## [Written exercise]
Copy every entry exactly as given, minus the images.

## [Records shown]
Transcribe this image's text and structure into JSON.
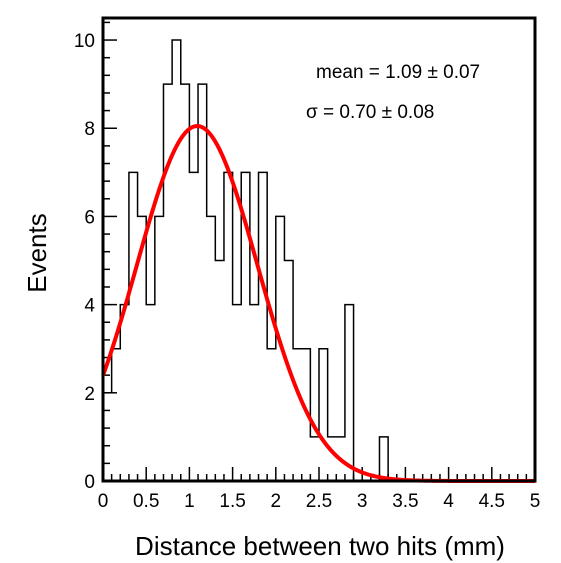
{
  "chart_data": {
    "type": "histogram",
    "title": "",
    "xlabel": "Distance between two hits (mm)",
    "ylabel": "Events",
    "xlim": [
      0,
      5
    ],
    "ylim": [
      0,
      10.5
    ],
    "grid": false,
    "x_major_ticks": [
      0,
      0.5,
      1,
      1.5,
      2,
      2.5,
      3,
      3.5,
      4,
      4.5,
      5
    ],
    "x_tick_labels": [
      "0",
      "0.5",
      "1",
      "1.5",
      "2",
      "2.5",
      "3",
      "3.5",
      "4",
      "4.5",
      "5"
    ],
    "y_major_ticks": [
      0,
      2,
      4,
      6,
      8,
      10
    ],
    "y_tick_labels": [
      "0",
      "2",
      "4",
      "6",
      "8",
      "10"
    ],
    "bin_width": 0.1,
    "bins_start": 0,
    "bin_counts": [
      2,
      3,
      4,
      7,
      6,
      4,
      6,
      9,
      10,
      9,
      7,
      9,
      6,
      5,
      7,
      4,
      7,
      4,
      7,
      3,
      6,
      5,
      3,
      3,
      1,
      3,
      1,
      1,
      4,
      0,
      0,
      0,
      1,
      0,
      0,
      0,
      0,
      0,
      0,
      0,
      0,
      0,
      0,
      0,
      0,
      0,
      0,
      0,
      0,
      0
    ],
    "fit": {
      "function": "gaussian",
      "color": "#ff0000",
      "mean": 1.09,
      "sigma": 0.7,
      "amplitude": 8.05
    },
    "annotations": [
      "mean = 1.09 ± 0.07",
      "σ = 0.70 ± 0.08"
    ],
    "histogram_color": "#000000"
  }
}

## [Exercise answer]
Transcribe this image's text and structure into JSON.
{
  "chart_data": {
    "type": "histogram",
    "title": "",
    "xlabel": "Distance between two hits (mm)",
    "ylabel": "Events",
    "xlim": [
      0,
      5
    ],
    "ylim": [
      0,
      10.5
    ],
    "grid": false,
    "x_major_ticks": [
      0,
      0.5,
      1,
      1.5,
      2,
      2.5,
      3,
      3.5,
      4,
      4.5,
      5
    ],
    "x_tick_labels": [
      "0",
      "0.5",
      "1",
      "1.5",
      "2",
      "2.5",
      "3",
      "3.5",
      "4",
      "4.5",
      "5"
    ],
    "y_major_ticks": [
      0,
      2,
      4,
      6,
      8,
      10
    ],
    "y_tick_labels": [
      "0",
      "2",
      "4",
      "6",
      "8",
      "10"
    ],
    "bin_width": 0.1,
    "bins_start": 0,
    "bin_counts": [
      2,
      3,
      4,
      7,
      6,
      4,
      6,
      9,
      10,
      9,
      7,
      9,
      6,
      5,
      7,
      4,
      7,
      4,
      7,
      3,
      6,
      5,
      3,
      3,
      1,
      3,
      1,
      1,
      4,
      0,
      0,
      0,
      1,
      0,
      0,
      0,
      0,
      0,
      0,
      0,
      0,
      0,
      0,
      0,
      0,
      0,
      0,
      0,
      0,
      0
    ],
    "fit": {
      "function": "gaussian",
      "color": "#ff0000",
      "mean": 1.09,
      "sigma": 0.7,
      "amplitude": 8.05
    },
    "annotations": [
      "mean = 1.09 ± 0.07",
      "σ = 0.70 ± 0.08"
    ],
    "histogram_color": "#000000"
  }
}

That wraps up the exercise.